**Given problem:**
Give every line again exactly as it appears, please, but not the pictures.

**Data excerpts:**
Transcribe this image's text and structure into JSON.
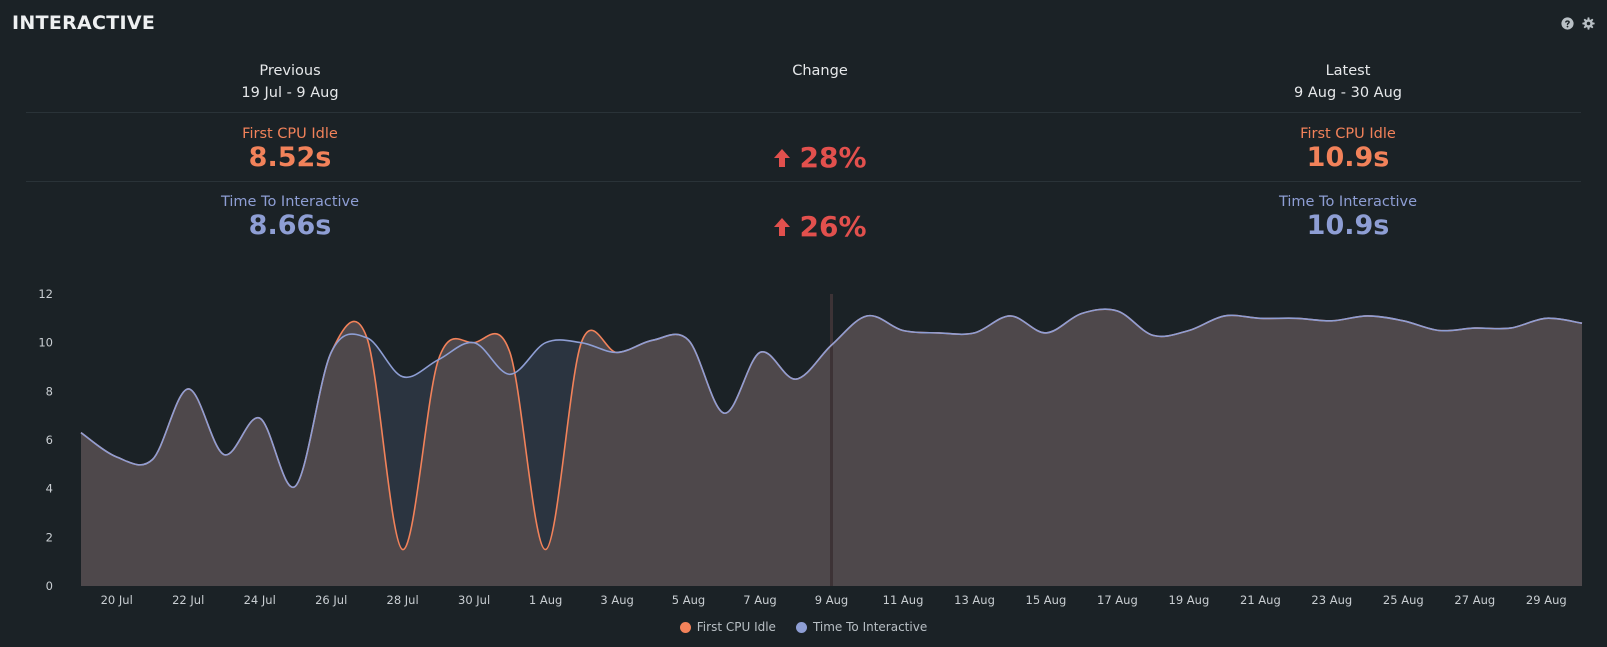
{
  "panel": {
    "title": "INTERACTIVE"
  },
  "icons": {
    "help": "question-circle-icon",
    "settings": "gear-icon"
  },
  "summary": {
    "previous": {
      "label": "Previous",
      "range": "19 Jul - 9 Aug",
      "fci": "8.52s",
      "tti": "8.66s"
    },
    "change": {
      "label": "Change",
      "fci": "28%",
      "tti": "26%",
      "direction": "up"
    },
    "latest": {
      "label": "Latest",
      "range": "9 Aug - 30 Aug",
      "fci": "10.9s",
      "tti": "10.9s"
    },
    "metric_labels": {
      "fci": "First CPU Idle",
      "tti": "Time To Interactive"
    }
  },
  "colors": {
    "background": "#1b2226",
    "fci": "#f2825a",
    "tti": "#8e9ed4",
    "change_bad": "#e2504d",
    "area_fill": "#4e484b",
    "tti_only_fill": "#2b3440"
  },
  "chart_data": {
    "type": "area",
    "ylim": [
      0,
      12
    ],
    "yticks": [
      0,
      2,
      4,
      6,
      8,
      10,
      12
    ],
    "xlim": [
      "2019-07-19",
      "2019-08-30"
    ],
    "xtick_labels": [
      "20 Jul",
      "22 Jul",
      "24 Jul",
      "26 Jul",
      "28 Jul",
      "30 Jul",
      "1 Aug",
      "3 Aug",
      "5 Aug",
      "7 Aug",
      "9 Aug",
      "11 Aug",
      "13 Aug",
      "15 Aug",
      "17 Aug",
      "19 Aug",
      "21 Aug",
      "23 Aug",
      "25 Aug",
      "27 Aug",
      "29 Aug"
    ],
    "xtick_dates": [
      "2019-07-20",
      "2019-07-22",
      "2019-07-24",
      "2019-07-26",
      "2019-07-28",
      "2019-07-30",
      "2019-08-01",
      "2019-08-03",
      "2019-08-05",
      "2019-08-07",
      "2019-08-09",
      "2019-08-11",
      "2019-08-13",
      "2019-08-15",
      "2019-08-17",
      "2019-08-19",
      "2019-08-21",
      "2019-08-23",
      "2019-08-25",
      "2019-08-27",
      "2019-08-29"
    ],
    "period_divider_date": "2019-08-09",
    "grid": false,
    "legend": "bottom-center",
    "series": [
      {
        "name": "First CPU Idle",
        "color": "#f2825a",
        "points": [
          [
            "2019-07-19",
            6.3
          ],
          [
            "2019-07-20",
            5.3
          ],
          [
            "2019-07-21",
            5.2
          ],
          [
            "2019-07-22",
            8.1
          ],
          [
            "2019-07-23",
            5.4
          ],
          [
            "2019-07-24",
            6.9
          ],
          [
            "2019-07-25",
            4.1
          ],
          [
            "2019-07-26",
            9.6
          ],
          [
            "2019-07-27",
            10.2
          ],
          [
            "2019-07-28",
            1.5
          ],
          [
            "2019-07-29",
            9.3
          ],
          [
            "2019-07-30",
            10.0
          ],
          [
            "2019-07-31",
            9.6
          ],
          [
            "2019-08-01",
            1.5
          ],
          [
            "2019-08-02",
            10.0
          ],
          [
            "2019-08-03",
            9.6
          ],
          [
            "2019-08-04",
            10.1
          ],
          [
            "2019-08-05",
            10.1
          ],
          [
            "2019-08-06",
            7.1
          ],
          [
            "2019-08-07",
            9.6
          ],
          [
            "2019-08-08",
            8.5
          ],
          [
            "2019-08-09",
            9.9
          ],
          [
            "2019-08-10",
            11.1
          ],
          [
            "2019-08-11",
            10.5
          ],
          [
            "2019-08-12",
            10.4
          ],
          [
            "2019-08-13",
            10.4
          ],
          [
            "2019-08-14",
            11.1
          ],
          [
            "2019-08-15",
            10.4
          ],
          [
            "2019-08-16",
            11.2
          ],
          [
            "2019-08-17",
            11.3
          ],
          [
            "2019-08-18",
            10.3
          ],
          [
            "2019-08-19",
            10.5
          ],
          [
            "2019-08-20",
            11.1
          ],
          [
            "2019-08-21",
            11.0
          ],
          [
            "2019-08-22",
            11.0
          ],
          [
            "2019-08-23",
            10.9
          ],
          [
            "2019-08-24",
            11.1
          ],
          [
            "2019-08-25",
            10.9
          ],
          [
            "2019-08-26",
            10.5
          ],
          [
            "2019-08-27",
            10.6
          ],
          [
            "2019-08-28",
            10.6
          ],
          [
            "2019-08-29",
            11.0
          ],
          [
            "2019-08-30",
            10.8
          ]
        ]
      },
      {
        "name": "Time To Interactive",
        "color": "#8e9ed4",
        "points": [
          [
            "2019-07-19",
            6.3
          ],
          [
            "2019-07-20",
            5.3
          ],
          [
            "2019-07-21",
            5.2
          ],
          [
            "2019-07-22",
            8.1
          ],
          [
            "2019-07-23",
            5.4
          ],
          [
            "2019-07-24",
            6.9
          ],
          [
            "2019-07-25",
            4.1
          ],
          [
            "2019-07-26",
            9.6
          ],
          [
            "2019-07-27",
            10.2
          ],
          [
            "2019-07-28",
            8.6
          ],
          [
            "2019-07-29",
            9.3
          ],
          [
            "2019-07-30",
            10.0
          ],
          [
            "2019-07-31",
            8.7
          ],
          [
            "2019-08-01",
            10.0
          ],
          [
            "2019-08-02",
            10.0
          ],
          [
            "2019-08-03",
            9.6
          ],
          [
            "2019-08-04",
            10.1
          ],
          [
            "2019-08-05",
            10.1
          ],
          [
            "2019-08-06",
            7.1
          ],
          [
            "2019-08-07",
            9.6
          ],
          [
            "2019-08-08",
            8.5
          ],
          [
            "2019-08-09",
            9.9
          ],
          [
            "2019-08-10",
            11.1
          ],
          [
            "2019-08-11",
            10.5
          ],
          [
            "2019-08-12",
            10.4
          ],
          [
            "2019-08-13",
            10.4
          ],
          [
            "2019-08-14",
            11.1
          ],
          [
            "2019-08-15",
            10.4
          ],
          [
            "2019-08-16",
            11.2
          ],
          [
            "2019-08-17",
            11.3
          ],
          [
            "2019-08-18",
            10.3
          ],
          [
            "2019-08-19",
            10.5
          ],
          [
            "2019-08-20",
            11.1
          ],
          [
            "2019-08-21",
            11.0
          ],
          [
            "2019-08-22",
            11.0
          ],
          [
            "2019-08-23",
            10.9
          ],
          [
            "2019-08-24",
            11.1
          ],
          [
            "2019-08-25",
            10.9
          ],
          [
            "2019-08-26",
            10.5
          ],
          [
            "2019-08-27",
            10.6
          ],
          [
            "2019-08-28",
            10.6
          ],
          [
            "2019-08-29",
            11.0
          ],
          [
            "2019-08-30",
            10.8
          ]
        ]
      }
    ]
  }
}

**Result of this task:**
Transcribe this image's text and structure into JSON.
{
  "panel": {
    "title": "INTERACTIVE"
  },
  "icons": {
    "help": "question-circle-icon",
    "settings": "gear-icon"
  },
  "summary": {
    "previous": {
      "label": "Previous",
      "range": "19 Jul - 9 Aug",
      "fci": "8.52s",
      "tti": "8.66s"
    },
    "change": {
      "label": "Change",
      "fci": "28%",
      "tti": "26%",
      "direction": "up"
    },
    "latest": {
      "label": "Latest",
      "range": "9 Aug - 30 Aug",
      "fci": "10.9s",
      "tti": "10.9s"
    },
    "metric_labels": {
      "fci": "First CPU Idle",
      "tti": "Time To Interactive"
    }
  },
  "colors": {
    "background": "#1b2226",
    "fci": "#f2825a",
    "tti": "#8e9ed4",
    "change_bad": "#e2504d",
    "area_fill": "#4e484b",
    "tti_only_fill": "#2b3440"
  },
  "chart_data": {
    "type": "area",
    "ylim": [
      0,
      12
    ],
    "yticks": [
      0,
      2,
      4,
      6,
      8,
      10,
      12
    ],
    "xlim": [
      "2019-07-19",
      "2019-08-30"
    ],
    "xtick_labels": [
      "20 Jul",
      "22 Jul",
      "24 Jul",
      "26 Jul",
      "28 Jul",
      "30 Jul",
      "1 Aug",
      "3 Aug",
      "5 Aug",
      "7 Aug",
      "9 Aug",
      "11 Aug",
      "13 Aug",
      "15 Aug",
      "17 Aug",
      "19 Aug",
      "21 Aug",
      "23 Aug",
      "25 Aug",
      "27 Aug",
      "29 Aug"
    ],
    "xtick_dates": [
      "2019-07-20",
      "2019-07-22",
      "2019-07-24",
      "2019-07-26",
      "2019-07-28",
      "2019-07-30",
      "2019-08-01",
      "2019-08-03",
      "2019-08-05",
      "2019-08-07",
      "2019-08-09",
      "2019-08-11",
      "2019-08-13",
      "2019-08-15",
      "2019-08-17",
      "2019-08-19",
      "2019-08-21",
      "2019-08-23",
      "2019-08-25",
      "2019-08-27",
      "2019-08-29"
    ],
    "period_divider_date": "2019-08-09",
    "grid": false,
    "legend": "bottom-center",
    "series": [
      {
        "name": "First CPU Idle",
        "color": "#f2825a",
        "points": [
          [
            "2019-07-19",
            6.3
          ],
          [
            "2019-07-20",
            5.3
          ],
          [
            "2019-07-21",
            5.2
          ],
          [
            "2019-07-22",
            8.1
          ],
          [
            "2019-07-23",
            5.4
          ],
          [
            "2019-07-24",
            6.9
          ],
          [
            "2019-07-25",
            4.1
          ],
          [
            "2019-07-26",
            9.6
          ],
          [
            "2019-07-27",
            10.2
          ],
          [
            "2019-07-28",
            1.5
          ],
          [
            "2019-07-29",
            9.3
          ],
          [
            "2019-07-30",
            10.0
          ],
          [
            "2019-07-31",
            9.6
          ],
          [
            "2019-08-01",
            1.5
          ],
          [
            "2019-08-02",
            10.0
          ],
          [
            "2019-08-03",
            9.6
          ],
          [
            "2019-08-04",
            10.1
          ],
          [
            "2019-08-05",
            10.1
          ],
          [
            "2019-08-06",
            7.1
          ],
          [
            "2019-08-07",
            9.6
          ],
          [
            "2019-08-08",
            8.5
          ],
          [
            "2019-08-09",
            9.9
          ],
          [
            "2019-08-10",
            11.1
          ],
          [
            "2019-08-11",
            10.5
          ],
          [
            "2019-08-12",
            10.4
          ],
          [
            "2019-08-13",
            10.4
          ],
          [
            "2019-08-14",
            11.1
          ],
          [
            "2019-08-15",
            10.4
          ],
          [
            "2019-08-16",
            11.2
          ],
          [
            "2019-08-17",
            11.3
          ],
          [
            "2019-08-18",
            10.3
          ],
          [
            "2019-08-19",
            10.5
          ],
          [
            "2019-08-20",
            11.1
          ],
          [
            "2019-08-21",
            11.0
          ],
          [
            "2019-08-22",
            11.0
          ],
          [
            "2019-08-23",
            10.9
          ],
          [
            "2019-08-24",
            11.1
          ],
          [
            "2019-08-25",
            10.9
          ],
          [
            "2019-08-26",
            10.5
          ],
          [
            "2019-08-27",
            10.6
          ],
          [
            "2019-08-28",
            10.6
          ],
          [
            "2019-08-29",
            11.0
          ],
          [
            "2019-08-30",
            10.8
          ]
        ]
      },
      {
        "name": "Time To Interactive",
        "color": "#8e9ed4",
        "points": [
          [
            "2019-07-19",
            6.3
          ],
          [
            "2019-07-20",
            5.3
          ],
          [
            "2019-07-21",
            5.2
          ],
          [
            "2019-07-22",
            8.1
          ],
          [
            "2019-07-23",
            5.4
          ],
          [
            "2019-07-24",
            6.9
          ],
          [
            "2019-07-25",
            4.1
          ],
          [
            "2019-07-26",
            9.6
          ],
          [
            "2019-07-27",
            10.2
          ],
          [
            "2019-07-28",
            8.6
          ],
          [
            "2019-07-29",
            9.3
          ],
          [
            "2019-07-30",
            10.0
          ],
          [
            "2019-07-31",
            8.7
          ],
          [
            "2019-08-01",
            10.0
          ],
          [
            "2019-08-02",
            10.0
          ],
          [
            "2019-08-03",
            9.6
          ],
          [
            "2019-08-04",
            10.1
          ],
          [
            "2019-08-05",
            10.1
          ],
          [
            "2019-08-06",
            7.1
          ],
          [
            "2019-08-07",
            9.6
          ],
          [
            "2019-08-08",
            8.5
          ],
          [
            "2019-08-09",
            9.9
          ],
          [
            "2019-08-10",
            11.1
          ],
          [
            "2019-08-11",
            10.5
          ],
          [
            "2019-08-12",
            10.4
          ],
          [
            "2019-08-13",
            10.4
          ],
          [
            "2019-08-14",
            11.1
          ],
          [
            "2019-08-15",
            10.4
          ],
          [
            "2019-08-16",
            11.2
          ],
          [
            "2019-08-17",
            11.3
          ],
          [
            "2019-08-18",
            10.3
          ],
          [
            "2019-08-19",
            10.5
          ],
          [
            "2019-08-20",
            11.1
          ],
          [
            "2019-08-21",
            11.0
          ],
          [
            "2019-08-22",
            11.0
          ],
          [
            "2019-08-23",
            10.9
          ],
          [
            "2019-08-24",
            11.1
          ],
          [
            "2019-08-25",
            10.9
          ],
          [
            "2019-08-26",
            10.5
          ],
          [
            "2019-08-27",
            10.6
          ],
          [
            "2019-08-28",
            10.6
          ],
          [
            "2019-08-29",
            11.0
          ],
          [
            "2019-08-30",
            10.8
          ]
        ]
      }
    ]
  }
}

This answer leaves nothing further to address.